## Lines of data
↓

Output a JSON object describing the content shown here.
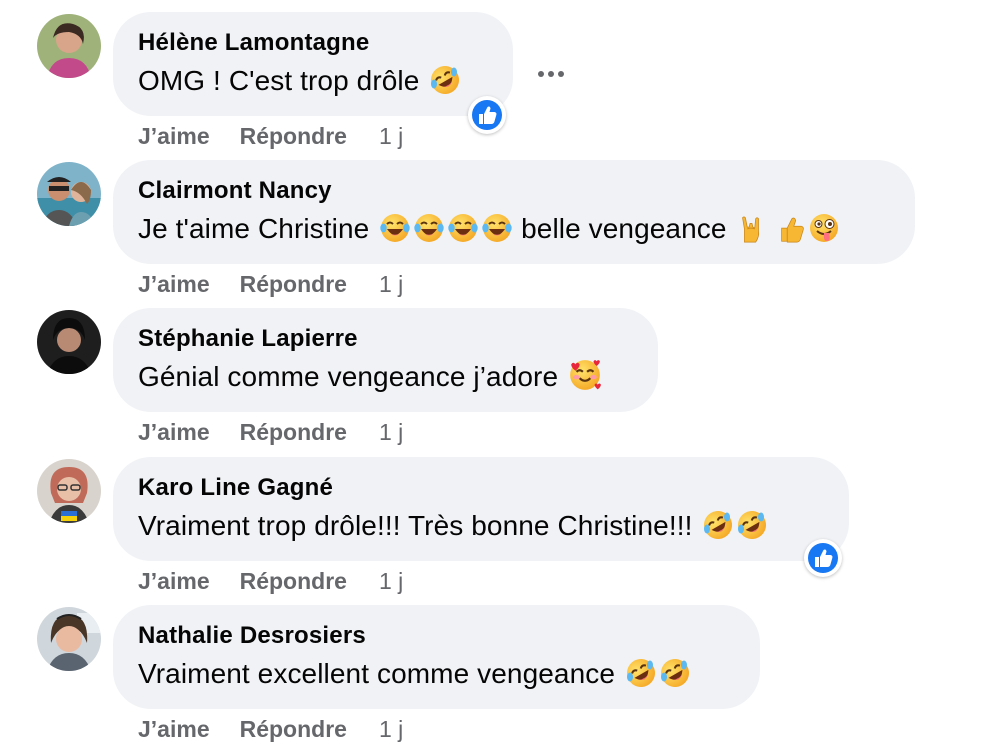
{
  "actions": {
    "like": "J’aime",
    "reply": "Répondre"
  },
  "comments": [
    {
      "author": "Hélène Lamontagne",
      "text": "OMG ! C'est trop drôle",
      "time": "1 j",
      "emojis": [
        "rofl-emoji"
      ],
      "reactions": [
        "like-reaction-icon"
      ]
    },
    {
      "author": "Clairmont Nancy",
      "text": "Je t'aime Christine",
      "text2": "belle vengeance",
      "time": "1 j",
      "emojis": [
        "joy-emoji",
        "joy-emoji",
        "joy-emoji",
        "joy-emoji",
        "rock-on-emoji",
        "thumbs-up-emoji",
        "tongue-wink-emoji"
      ],
      "reactions": []
    },
    {
      "author": "Stéphanie Lapierre",
      "text": "Génial comme vengeance j’adore",
      "time": "1 j",
      "emojis": [
        "smiling-hearts-emoji"
      ],
      "reactions": []
    },
    {
      "author": "Karo Line Gagné",
      "text": "Vraiment trop drôle!!! Très bonne Christine!!!",
      "time": "1 j",
      "emojis": [
        "rofl-emoji",
        "rofl-emoji"
      ],
      "reactions": [
        "like-reaction-icon"
      ]
    },
    {
      "author": "Nathalie Desrosiers",
      "text": "Vraiment excellent comme vengeance",
      "time": "1 j",
      "emojis": [
        "rofl-emoji",
        "rofl-emoji"
      ],
      "reactions": []
    }
  ],
  "colors": {
    "bubble": "#f0f2f5",
    "meta": "#65676b",
    "like_blue": "#1877f2"
  }
}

↑

## Task prompt
Every entry must be reproduced exactly, with the images left out.

## Finished exercise
Output a JSON object describing the content shown here.
{
  "actions": {
    "like": "J’aime",
    "reply": "Répondre"
  },
  "comments": [
    {
      "author": "Hélène Lamontagne",
      "text": "OMG ! C'est trop drôle",
      "time": "1 j",
      "emojis": [
        "rofl-emoji"
      ],
      "reactions": [
        "like-reaction-icon"
      ]
    },
    {
      "author": "Clairmont Nancy",
      "text": "Je t'aime Christine",
      "text2": "belle vengeance",
      "time": "1 j",
      "emojis": [
        "joy-emoji",
        "joy-emoji",
        "joy-emoji",
        "joy-emoji",
        "rock-on-emoji",
        "thumbs-up-emoji",
        "tongue-wink-emoji"
      ],
      "reactions": []
    },
    {
      "author": "Stéphanie Lapierre",
      "text": "Génial comme vengeance j’adore",
      "time": "1 j",
      "emojis": [
        "smiling-hearts-emoji"
      ],
      "reactions": []
    },
    {
      "author": "Karo Line Gagné",
      "text": "Vraiment trop drôle!!! Très bonne Christine!!!",
      "time": "1 j",
      "emojis": [
        "rofl-emoji",
        "rofl-emoji"
      ],
      "reactions": [
        "like-reaction-icon"
      ]
    },
    {
      "author": "Nathalie Desrosiers",
      "text": "Vraiment excellent comme vengeance",
      "time": "1 j",
      "emojis": [
        "rofl-emoji",
        "rofl-emoji"
      ],
      "reactions": []
    }
  ],
  "colors": {
    "bubble": "#f0f2f5",
    "meta": "#65676b",
    "like_blue": "#1877f2"
  }
}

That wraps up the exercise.